Given information ▸
# # # #
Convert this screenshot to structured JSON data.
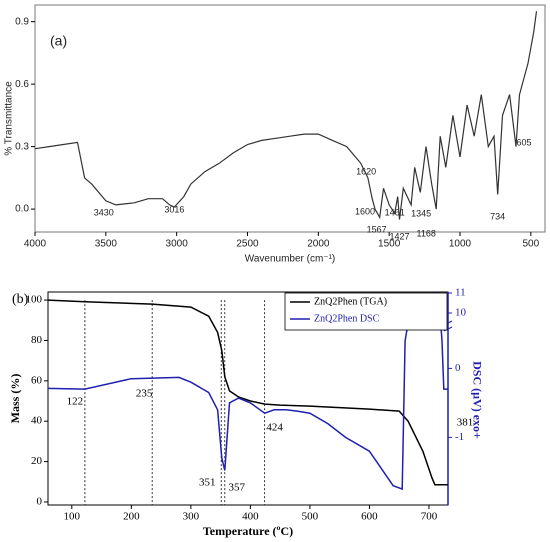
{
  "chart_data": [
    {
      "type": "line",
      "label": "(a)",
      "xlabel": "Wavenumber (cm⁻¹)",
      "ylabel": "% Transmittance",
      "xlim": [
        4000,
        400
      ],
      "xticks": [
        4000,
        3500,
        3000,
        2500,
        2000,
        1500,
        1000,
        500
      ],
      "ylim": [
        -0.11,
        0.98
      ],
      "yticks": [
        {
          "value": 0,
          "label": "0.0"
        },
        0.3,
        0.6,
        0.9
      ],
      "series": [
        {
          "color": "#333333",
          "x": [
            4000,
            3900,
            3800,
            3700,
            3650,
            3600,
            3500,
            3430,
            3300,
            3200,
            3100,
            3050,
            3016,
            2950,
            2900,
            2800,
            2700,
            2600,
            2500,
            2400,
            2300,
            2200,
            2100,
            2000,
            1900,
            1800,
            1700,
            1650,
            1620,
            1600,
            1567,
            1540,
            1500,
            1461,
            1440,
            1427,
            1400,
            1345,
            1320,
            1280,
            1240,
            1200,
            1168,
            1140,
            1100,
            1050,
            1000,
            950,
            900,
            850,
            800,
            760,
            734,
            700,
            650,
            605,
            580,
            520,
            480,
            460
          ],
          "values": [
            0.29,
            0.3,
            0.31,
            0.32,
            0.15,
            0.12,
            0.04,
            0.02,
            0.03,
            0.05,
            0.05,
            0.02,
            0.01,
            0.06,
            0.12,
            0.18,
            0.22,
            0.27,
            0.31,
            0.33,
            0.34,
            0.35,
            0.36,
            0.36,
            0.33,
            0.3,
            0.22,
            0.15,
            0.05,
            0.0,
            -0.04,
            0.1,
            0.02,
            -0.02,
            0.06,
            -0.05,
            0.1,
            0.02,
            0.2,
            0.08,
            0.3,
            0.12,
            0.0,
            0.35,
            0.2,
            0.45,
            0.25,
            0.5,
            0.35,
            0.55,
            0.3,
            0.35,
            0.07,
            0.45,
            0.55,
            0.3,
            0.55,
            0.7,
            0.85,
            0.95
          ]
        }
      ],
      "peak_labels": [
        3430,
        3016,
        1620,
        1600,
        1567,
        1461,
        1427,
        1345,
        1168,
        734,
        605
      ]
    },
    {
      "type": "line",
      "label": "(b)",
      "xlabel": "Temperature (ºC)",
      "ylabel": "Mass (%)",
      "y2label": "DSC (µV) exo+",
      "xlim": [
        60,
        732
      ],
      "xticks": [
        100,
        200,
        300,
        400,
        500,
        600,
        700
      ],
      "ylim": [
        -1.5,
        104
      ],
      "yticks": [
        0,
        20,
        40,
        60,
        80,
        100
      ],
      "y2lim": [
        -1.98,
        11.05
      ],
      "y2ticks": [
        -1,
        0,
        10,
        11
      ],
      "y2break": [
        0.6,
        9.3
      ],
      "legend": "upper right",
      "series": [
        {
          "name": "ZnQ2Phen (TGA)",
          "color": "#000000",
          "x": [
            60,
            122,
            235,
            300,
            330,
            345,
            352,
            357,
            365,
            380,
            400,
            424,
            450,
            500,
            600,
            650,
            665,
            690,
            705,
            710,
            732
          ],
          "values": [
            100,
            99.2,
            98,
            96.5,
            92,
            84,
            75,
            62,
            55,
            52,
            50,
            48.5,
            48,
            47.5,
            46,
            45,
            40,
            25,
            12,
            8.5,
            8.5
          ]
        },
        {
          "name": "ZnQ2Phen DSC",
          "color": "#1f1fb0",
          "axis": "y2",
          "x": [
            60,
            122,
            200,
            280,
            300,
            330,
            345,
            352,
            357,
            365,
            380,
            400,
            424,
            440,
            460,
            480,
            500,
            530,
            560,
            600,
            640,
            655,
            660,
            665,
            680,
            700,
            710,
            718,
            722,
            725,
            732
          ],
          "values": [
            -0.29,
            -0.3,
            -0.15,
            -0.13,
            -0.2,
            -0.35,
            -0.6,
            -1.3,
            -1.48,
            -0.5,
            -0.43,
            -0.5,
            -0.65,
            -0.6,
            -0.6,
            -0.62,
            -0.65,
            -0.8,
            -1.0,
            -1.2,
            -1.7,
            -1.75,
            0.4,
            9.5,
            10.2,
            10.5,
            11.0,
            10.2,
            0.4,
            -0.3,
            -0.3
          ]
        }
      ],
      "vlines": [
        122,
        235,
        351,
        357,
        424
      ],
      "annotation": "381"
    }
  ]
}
# # # #
Problem details ▸ With the pictures left out, transcribe the material exactly.

Solution ▸
Convert this screenshot to structured JSON data.
{
  "chart_data": [
    {
      "type": "line",
      "label": "(a)",
      "xlabel": "Wavenumber (cm⁻¹)",
      "ylabel": "% Transmittance",
      "xlim": [
        4000,
        400
      ],
      "xticks": [
        4000,
        3500,
        3000,
        2500,
        2000,
        1500,
        1000,
        500
      ],
      "ylim": [
        -0.11,
        0.98
      ],
      "yticks": [
        {
          "value": 0,
          "label": "0.0"
        },
        0.3,
        0.6,
        0.9
      ],
      "series": [
        {
          "color": "#333333",
          "x": [
            4000,
            3900,
            3800,
            3700,
            3650,
            3600,
            3500,
            3430,
            3300,
            3200,
            3100,
            3050,
            3016,
            2950,
            2900,
            2800,
            2700,
            2600,
            2500,
            2400,
            2300,
            2200,
            2100,
            2000,
            1900,
            1800,
            1700,
            1650,
            1620,
            1600,
            1567,
            1540,
            1500,
            1461,
            1440,
            1427,
            1400,
            1345,
            1320,
            1280,
            1240,
            1200,
            1168,
            1140,
            1100,
            1050,
            1000,
            950,
            900,
            850,
            800,
            760,
            734,
            700,
            650,
            605,
            580,
            520,
            480,
            460
          ],
          "values": [
            0.29,
            0.3,
            0.31,
            0.32,
            0.15,
            0.12,
            0.04,
            0.02,
            0.03,
            0.05,
            0.05,
            0.02,
            0.01,
            0.06,
            0.12,
            0.18,
            0.22,
            0.27,
            0.31,
            0.33,
            0.34,
            0.35,
            0.36,
            0.36,
            0.33,
            0.3,
            0.22,
            0.15,
            0.05,
            0.0,
            -0.04,
            0.1,
            0.02,
            -0.02,
            0.06,
            -0.05,
            0.1,
            0.02,
            0.2,
            0.08,
            0.3,
            0.12,
            0.0,
            0.35,
            0.2,
            0.45,
            0.25,
            0.5,
            0.35,
            0.55,
            0.3,
            0.35,
            0.07,
            0.45,
            0.55,
            0.3,
            0.55,
            0.7,
            0.85,
            0.95
          ]
        }
      ],
      "peak_labels": [
        3430,
        3016,
        1620,
        1600,
        1567,
        1461,
        1427,
        1345,
        1168,
        734,
        605
      ]
    },
    {
      "type": "line",
      "label": "(b)",
      "xlabel": "Temperature (ºC)",
      "ylabel": "Mass (%)",
      "y2label": "DSC (µV) exo+",
      "xlim": [
        60,
        732
      ],
      "xticks": [
        100,
        200,
        300,
        400,
        500,
        600,
        700
      ],
      "ylim": [
        -1.5,
        104
      ],
      "yticks": [
        0,
        20,
        40,
        60,
        80,
        100
      ],
      "y2lim": [
        -1.98,
        11.05
      ],
      "y2ticks": [
        -1,
        0,
        10,
        11
      ],
      "y2break": [
        0.6,
        9.3
      ],
      "legend": "upper right",
      "series": [
        {
          "name": "ZnQ2Phen (TGA)",
          "color": "#000000",
          "x": [
            60,
            122,
            235,
            300,
            330,
            345,
            352,
            357,
            365,
            380,
            400,
            424,
            450,
            500,
            600,
            650,
            665,
            690,
            705,
            710,
            732
          ],
          "values": [
            100,
            99.2,
            98,
            96.5,
            92,
            84,
            75,
            62,
            55,
            52,
            50,
            48.5,
            48,
            47.5,
            46,
            45,
            40,
            25,
            12,
            8.5,
            8.5
          ]
        },
        {
          "name": "ZnQ2Phen DSC",
          "color": "#1f1fb0",
          "axis": "y2",
          "x": [
            60,
            122,
            200,
            280,
            300,
            330,
            345,
            352,
            357,
            365,
            380,
            400,
            424,
            440,
            460,
            480,
            500,
            530,
            560,
            600,
            640,
            655,
            660,
            665,
            680,
            700,
            710,
            718,
            722,
            725,
            732
          ],
          "values": [
            -0.29,
            -0.3,
            -0.15,
            -0.13,
            -0.2,
            -0.35,
            -0.6,
            -1.3,
            -1.48,
            -0.5,
            -0.43,
            -0.5,
            -0.65,
            -0.6,
            -0.6,
            -0.62,
            -0.65,
            -0.8,
            -1.0,
            -1.2,
            -1.7,
            -1.75,
            0.4,
            9.5,
            10.2,
            10.5,
            11.0,
            10.2,
            0.4,
            -0.3,
            -0.3
          ]
        }
      ],
      "vlines": [
        122,
        235,
        351,
        357,
        424
      ],
      "annotation": "381"
    }
  ]
}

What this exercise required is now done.